Written exercise:
Reproduce each line bearing the word "this".

☆ ☆ ☆

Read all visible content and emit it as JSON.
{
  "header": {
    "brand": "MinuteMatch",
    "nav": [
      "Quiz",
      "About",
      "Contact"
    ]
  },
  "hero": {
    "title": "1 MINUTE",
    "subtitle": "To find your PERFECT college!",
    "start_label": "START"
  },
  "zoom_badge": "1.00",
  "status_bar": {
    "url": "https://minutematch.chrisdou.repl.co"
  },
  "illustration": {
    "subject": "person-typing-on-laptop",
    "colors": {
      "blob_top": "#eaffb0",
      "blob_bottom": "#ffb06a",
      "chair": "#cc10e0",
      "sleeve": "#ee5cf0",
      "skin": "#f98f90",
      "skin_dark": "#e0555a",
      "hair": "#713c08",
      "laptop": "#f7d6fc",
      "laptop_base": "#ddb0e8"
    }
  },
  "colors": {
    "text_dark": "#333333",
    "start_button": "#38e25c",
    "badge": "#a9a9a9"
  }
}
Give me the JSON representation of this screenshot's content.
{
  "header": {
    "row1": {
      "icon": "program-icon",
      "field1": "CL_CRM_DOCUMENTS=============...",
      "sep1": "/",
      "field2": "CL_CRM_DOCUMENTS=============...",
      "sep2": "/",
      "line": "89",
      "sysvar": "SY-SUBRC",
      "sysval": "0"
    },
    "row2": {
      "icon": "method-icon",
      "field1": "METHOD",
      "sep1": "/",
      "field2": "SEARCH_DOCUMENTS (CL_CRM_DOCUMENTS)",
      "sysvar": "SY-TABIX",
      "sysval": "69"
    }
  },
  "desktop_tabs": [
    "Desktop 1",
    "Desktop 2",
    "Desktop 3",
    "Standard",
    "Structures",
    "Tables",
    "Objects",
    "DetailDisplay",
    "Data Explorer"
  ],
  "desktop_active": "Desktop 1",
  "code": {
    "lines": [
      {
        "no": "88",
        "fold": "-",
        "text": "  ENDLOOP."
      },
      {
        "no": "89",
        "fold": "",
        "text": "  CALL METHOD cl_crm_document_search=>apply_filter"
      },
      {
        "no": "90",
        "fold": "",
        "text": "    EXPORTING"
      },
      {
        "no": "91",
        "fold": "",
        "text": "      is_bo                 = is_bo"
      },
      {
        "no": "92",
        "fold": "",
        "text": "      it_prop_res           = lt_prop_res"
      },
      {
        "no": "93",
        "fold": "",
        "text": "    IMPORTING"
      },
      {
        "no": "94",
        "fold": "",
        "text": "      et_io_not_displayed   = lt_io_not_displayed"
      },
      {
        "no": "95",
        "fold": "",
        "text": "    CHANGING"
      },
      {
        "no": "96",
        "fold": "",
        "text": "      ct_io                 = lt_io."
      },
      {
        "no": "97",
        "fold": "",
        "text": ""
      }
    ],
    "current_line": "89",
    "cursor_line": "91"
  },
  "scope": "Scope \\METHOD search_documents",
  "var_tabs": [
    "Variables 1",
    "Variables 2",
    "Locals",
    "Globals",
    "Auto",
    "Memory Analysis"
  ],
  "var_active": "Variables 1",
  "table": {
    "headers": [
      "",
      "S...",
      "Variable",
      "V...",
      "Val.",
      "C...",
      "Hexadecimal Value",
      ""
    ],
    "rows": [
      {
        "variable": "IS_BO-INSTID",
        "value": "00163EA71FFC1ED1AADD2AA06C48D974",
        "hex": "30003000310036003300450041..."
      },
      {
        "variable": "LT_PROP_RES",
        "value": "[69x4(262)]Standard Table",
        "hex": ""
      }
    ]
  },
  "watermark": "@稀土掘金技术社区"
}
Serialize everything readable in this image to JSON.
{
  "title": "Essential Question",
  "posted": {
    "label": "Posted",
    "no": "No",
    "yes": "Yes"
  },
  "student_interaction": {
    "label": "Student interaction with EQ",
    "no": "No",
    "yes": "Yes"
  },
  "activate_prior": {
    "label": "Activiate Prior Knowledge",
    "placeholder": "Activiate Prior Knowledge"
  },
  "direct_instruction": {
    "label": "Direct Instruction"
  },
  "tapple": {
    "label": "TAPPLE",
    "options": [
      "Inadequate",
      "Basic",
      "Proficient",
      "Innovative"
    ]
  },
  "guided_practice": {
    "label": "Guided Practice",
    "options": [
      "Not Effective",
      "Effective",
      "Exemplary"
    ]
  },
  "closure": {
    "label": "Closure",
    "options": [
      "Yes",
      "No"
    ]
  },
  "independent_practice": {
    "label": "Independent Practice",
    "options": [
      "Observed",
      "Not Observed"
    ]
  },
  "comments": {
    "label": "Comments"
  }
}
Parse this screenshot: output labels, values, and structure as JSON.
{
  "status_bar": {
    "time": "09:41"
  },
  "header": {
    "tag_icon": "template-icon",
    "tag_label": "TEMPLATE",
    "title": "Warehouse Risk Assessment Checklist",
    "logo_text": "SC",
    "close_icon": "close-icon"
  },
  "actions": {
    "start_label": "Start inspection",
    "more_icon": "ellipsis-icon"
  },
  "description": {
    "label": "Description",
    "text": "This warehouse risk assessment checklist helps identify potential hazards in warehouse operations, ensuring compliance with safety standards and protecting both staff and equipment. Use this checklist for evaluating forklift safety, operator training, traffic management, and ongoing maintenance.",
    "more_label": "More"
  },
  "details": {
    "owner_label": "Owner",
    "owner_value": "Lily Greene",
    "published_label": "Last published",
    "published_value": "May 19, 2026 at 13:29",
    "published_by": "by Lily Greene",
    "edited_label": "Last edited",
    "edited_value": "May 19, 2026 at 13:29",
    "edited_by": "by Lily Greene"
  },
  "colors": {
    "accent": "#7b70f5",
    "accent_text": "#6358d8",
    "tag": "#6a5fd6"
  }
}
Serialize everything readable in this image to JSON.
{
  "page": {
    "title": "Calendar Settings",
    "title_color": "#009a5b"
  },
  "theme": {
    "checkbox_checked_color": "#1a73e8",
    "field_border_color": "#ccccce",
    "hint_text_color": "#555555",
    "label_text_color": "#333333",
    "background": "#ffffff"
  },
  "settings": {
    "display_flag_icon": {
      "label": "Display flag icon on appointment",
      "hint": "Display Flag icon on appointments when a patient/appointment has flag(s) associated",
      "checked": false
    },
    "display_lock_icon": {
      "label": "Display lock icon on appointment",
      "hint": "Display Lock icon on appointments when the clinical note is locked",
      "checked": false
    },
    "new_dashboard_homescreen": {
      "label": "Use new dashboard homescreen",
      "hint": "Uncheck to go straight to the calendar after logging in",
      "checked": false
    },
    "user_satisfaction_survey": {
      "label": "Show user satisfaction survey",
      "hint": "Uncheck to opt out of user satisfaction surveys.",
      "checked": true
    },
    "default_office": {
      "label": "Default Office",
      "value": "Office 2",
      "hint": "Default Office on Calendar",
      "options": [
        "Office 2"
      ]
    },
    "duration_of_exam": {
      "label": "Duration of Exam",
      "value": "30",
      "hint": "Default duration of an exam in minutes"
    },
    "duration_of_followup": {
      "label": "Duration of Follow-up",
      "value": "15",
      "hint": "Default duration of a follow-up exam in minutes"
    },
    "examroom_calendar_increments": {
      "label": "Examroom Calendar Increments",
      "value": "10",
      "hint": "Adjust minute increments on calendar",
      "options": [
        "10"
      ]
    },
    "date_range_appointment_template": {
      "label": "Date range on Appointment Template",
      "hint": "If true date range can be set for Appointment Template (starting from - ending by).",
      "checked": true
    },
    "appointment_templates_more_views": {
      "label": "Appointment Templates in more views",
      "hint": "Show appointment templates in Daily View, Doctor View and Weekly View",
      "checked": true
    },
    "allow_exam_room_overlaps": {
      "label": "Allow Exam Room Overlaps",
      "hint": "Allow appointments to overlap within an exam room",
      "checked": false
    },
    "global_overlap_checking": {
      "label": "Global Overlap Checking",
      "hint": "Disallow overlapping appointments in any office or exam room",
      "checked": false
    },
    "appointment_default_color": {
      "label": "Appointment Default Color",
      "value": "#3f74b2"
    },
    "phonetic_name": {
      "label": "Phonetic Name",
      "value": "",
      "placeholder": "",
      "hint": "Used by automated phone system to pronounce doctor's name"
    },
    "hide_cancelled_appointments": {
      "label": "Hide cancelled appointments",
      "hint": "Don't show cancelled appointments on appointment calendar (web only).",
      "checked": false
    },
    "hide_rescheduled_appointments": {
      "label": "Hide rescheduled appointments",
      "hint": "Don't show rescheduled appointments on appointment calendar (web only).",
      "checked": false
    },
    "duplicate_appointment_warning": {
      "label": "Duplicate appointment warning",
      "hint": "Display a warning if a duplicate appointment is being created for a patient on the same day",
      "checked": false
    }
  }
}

☆ ☆ ☆

Solution below:
Give me the JSON representation of this screenshot's content.
Serialize everything readable in this image to JSON.
Parse this screenshot: output labels, values, and structure as JSON.
    "text": "This warehouse risk assessment checklist helps identify potential hazards in warehouse operations, ensuring compliance with safety standards and protecting both staff and equipment. Use this checklist for evaluating forklift safety, operator training, traffic management, and ongoing maintenance.",
Serialize everything readable in this image to JSON.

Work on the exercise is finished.